*RECORDS FOR THE TASK*.
(begin)
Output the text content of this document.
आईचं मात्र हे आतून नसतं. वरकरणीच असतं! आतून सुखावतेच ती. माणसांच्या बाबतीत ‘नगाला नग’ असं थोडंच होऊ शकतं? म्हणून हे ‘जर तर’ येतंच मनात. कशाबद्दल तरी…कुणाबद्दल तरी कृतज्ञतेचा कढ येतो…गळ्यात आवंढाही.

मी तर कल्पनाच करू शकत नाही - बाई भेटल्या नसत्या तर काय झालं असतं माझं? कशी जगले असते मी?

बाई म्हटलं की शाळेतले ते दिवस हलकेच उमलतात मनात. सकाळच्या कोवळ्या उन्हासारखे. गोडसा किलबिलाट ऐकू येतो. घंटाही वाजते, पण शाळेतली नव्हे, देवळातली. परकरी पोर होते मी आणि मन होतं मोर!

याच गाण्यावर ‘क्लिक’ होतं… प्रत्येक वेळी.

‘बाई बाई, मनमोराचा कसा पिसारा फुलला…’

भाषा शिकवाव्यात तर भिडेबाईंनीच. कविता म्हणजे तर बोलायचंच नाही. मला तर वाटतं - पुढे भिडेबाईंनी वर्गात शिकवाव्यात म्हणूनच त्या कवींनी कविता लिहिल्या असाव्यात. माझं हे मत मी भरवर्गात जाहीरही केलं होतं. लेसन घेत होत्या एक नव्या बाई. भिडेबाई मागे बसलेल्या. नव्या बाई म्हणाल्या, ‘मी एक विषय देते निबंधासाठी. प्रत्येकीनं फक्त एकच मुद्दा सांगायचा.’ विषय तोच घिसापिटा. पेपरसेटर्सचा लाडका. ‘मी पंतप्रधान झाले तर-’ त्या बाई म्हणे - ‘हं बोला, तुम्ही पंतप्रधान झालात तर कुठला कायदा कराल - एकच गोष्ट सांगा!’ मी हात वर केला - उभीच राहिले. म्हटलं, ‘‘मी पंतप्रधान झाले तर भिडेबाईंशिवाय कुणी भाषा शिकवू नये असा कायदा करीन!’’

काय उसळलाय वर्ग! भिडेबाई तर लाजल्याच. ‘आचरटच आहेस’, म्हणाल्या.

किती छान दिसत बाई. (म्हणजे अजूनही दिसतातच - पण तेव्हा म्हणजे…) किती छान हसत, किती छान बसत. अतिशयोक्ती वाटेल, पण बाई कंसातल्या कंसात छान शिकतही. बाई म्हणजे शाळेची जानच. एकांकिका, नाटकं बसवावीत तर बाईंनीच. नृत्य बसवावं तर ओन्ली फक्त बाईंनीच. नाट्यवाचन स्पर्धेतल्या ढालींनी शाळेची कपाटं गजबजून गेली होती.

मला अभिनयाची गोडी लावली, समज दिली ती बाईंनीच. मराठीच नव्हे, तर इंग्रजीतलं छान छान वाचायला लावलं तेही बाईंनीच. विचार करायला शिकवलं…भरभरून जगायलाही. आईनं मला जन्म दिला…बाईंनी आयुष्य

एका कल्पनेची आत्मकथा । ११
(end)
(begin)
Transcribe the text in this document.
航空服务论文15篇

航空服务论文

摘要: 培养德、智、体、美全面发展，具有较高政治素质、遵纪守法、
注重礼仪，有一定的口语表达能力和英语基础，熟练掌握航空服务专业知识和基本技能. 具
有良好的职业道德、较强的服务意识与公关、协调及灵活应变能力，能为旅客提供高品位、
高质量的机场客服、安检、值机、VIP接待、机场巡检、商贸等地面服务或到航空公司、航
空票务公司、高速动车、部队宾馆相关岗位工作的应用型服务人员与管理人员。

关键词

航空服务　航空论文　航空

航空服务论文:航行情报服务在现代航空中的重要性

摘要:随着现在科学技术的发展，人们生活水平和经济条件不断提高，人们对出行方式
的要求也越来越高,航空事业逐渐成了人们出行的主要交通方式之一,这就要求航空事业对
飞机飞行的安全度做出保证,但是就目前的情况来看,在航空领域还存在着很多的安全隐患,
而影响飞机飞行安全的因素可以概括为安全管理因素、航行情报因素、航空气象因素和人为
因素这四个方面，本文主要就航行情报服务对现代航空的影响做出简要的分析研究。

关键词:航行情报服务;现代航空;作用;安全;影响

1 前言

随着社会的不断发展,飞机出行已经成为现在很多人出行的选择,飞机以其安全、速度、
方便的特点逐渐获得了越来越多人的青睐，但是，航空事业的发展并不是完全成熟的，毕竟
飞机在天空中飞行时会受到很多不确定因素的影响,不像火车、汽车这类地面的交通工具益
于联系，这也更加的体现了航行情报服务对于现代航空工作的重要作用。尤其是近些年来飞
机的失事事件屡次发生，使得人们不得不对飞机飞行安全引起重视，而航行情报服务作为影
(end)
*EXERCISE*.
Check the records above line by line and tally those holding the string "document". Answer with the number only.

*EXERCISE ANSWER*.
2